• _MATERIAL_:
'''

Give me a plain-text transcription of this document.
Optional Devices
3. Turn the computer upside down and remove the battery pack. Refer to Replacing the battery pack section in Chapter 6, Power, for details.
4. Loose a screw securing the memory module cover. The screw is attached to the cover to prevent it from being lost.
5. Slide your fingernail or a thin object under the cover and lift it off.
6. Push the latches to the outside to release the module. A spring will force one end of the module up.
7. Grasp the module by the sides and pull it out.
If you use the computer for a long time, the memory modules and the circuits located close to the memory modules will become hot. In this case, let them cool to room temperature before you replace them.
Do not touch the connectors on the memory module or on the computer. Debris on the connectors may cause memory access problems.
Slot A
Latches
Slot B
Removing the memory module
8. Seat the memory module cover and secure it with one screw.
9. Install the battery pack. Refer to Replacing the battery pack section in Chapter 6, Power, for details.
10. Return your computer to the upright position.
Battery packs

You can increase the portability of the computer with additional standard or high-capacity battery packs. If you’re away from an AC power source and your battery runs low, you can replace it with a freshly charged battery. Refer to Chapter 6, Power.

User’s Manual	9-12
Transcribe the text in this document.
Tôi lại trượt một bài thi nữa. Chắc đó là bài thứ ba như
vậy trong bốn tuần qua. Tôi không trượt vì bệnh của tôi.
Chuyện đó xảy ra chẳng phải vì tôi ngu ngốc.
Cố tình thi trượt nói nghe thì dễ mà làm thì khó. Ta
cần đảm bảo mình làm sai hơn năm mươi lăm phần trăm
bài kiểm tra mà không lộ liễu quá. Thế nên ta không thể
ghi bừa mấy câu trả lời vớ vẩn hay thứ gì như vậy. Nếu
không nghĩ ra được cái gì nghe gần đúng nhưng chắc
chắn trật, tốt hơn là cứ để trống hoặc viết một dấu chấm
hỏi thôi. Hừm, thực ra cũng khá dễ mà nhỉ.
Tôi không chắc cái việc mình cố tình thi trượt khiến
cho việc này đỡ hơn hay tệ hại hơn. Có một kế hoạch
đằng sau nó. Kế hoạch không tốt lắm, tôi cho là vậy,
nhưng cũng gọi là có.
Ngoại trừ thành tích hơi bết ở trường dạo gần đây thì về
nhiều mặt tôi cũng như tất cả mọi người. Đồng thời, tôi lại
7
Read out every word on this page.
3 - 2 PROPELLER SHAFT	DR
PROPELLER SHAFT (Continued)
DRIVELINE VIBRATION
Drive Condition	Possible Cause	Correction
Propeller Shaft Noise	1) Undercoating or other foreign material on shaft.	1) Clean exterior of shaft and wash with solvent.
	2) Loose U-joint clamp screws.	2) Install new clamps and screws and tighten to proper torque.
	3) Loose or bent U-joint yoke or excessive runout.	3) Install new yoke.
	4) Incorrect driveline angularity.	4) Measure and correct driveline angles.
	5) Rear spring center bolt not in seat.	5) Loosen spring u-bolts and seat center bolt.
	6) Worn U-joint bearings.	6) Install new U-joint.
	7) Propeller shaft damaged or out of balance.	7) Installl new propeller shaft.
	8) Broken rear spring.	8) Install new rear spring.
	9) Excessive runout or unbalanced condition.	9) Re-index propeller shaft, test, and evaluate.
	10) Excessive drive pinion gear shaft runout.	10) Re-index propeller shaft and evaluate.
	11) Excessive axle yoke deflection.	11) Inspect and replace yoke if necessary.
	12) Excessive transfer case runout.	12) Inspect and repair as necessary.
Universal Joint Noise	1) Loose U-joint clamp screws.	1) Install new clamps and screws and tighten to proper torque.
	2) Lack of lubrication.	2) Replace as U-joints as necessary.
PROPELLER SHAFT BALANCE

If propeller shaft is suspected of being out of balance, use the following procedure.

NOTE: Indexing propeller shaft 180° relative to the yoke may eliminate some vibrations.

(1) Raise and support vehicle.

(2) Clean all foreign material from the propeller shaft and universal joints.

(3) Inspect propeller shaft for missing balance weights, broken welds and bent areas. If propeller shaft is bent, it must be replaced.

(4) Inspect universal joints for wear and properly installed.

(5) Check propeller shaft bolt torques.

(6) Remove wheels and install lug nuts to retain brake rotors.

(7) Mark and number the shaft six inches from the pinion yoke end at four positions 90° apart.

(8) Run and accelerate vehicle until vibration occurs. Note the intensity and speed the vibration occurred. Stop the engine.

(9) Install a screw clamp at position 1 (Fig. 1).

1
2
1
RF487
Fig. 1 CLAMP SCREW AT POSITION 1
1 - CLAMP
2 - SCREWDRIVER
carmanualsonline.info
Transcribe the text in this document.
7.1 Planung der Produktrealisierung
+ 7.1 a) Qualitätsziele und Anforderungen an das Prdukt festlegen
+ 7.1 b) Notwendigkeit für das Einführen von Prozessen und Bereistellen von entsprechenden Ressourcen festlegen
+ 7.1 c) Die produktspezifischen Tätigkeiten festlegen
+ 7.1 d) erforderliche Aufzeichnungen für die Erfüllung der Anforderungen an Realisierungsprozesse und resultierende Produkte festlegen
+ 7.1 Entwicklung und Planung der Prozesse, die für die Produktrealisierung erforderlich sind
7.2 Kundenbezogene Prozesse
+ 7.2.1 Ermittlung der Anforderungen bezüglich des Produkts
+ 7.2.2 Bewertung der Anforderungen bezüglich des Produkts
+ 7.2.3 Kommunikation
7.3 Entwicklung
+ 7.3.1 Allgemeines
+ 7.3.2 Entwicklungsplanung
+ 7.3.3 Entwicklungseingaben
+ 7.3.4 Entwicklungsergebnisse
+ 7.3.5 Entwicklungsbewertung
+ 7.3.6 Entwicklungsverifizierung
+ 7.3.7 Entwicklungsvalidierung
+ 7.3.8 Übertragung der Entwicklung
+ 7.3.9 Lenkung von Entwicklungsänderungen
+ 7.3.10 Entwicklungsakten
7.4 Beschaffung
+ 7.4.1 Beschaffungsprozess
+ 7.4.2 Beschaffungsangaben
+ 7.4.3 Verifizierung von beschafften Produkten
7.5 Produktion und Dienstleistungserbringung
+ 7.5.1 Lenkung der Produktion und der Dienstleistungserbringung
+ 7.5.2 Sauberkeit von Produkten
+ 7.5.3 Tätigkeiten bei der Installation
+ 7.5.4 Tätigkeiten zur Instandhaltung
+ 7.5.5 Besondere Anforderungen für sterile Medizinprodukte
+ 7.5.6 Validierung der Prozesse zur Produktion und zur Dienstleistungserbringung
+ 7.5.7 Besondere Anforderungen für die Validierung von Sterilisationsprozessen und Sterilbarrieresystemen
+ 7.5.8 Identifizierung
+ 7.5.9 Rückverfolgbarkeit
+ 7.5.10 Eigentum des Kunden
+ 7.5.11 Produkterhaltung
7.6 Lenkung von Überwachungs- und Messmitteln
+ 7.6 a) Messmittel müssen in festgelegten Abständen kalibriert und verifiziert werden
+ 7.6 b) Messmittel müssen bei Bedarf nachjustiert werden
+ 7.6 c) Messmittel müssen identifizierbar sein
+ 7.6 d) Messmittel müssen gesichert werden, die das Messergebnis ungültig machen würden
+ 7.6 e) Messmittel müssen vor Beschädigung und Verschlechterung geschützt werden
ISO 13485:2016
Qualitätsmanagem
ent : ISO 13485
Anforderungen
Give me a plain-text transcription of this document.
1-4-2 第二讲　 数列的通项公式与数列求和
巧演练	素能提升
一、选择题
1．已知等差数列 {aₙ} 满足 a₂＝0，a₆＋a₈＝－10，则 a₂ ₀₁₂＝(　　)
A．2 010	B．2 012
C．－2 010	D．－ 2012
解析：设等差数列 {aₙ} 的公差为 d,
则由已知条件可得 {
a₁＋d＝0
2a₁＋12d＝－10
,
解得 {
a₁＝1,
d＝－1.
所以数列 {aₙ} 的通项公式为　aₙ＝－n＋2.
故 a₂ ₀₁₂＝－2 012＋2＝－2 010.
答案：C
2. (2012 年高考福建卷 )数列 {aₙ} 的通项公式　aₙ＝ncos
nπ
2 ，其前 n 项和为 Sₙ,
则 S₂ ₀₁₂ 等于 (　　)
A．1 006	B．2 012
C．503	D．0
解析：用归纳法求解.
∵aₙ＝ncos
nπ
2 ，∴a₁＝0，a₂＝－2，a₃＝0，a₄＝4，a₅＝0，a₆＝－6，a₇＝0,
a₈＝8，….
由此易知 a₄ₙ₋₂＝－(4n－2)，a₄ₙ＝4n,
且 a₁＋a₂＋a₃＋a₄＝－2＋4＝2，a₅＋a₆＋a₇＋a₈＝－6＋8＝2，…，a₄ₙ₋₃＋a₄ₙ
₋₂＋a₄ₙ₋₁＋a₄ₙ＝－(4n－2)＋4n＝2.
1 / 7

'''

Read the lines above. Gather those in which the string "việc" is found.

• _WORKED SOLUTION_:
Tôi không chắc cái việc mình cố tình thi trượt khiến
cho việc này đỡ hơn hay tệ hại hơn. Có một kế hoạch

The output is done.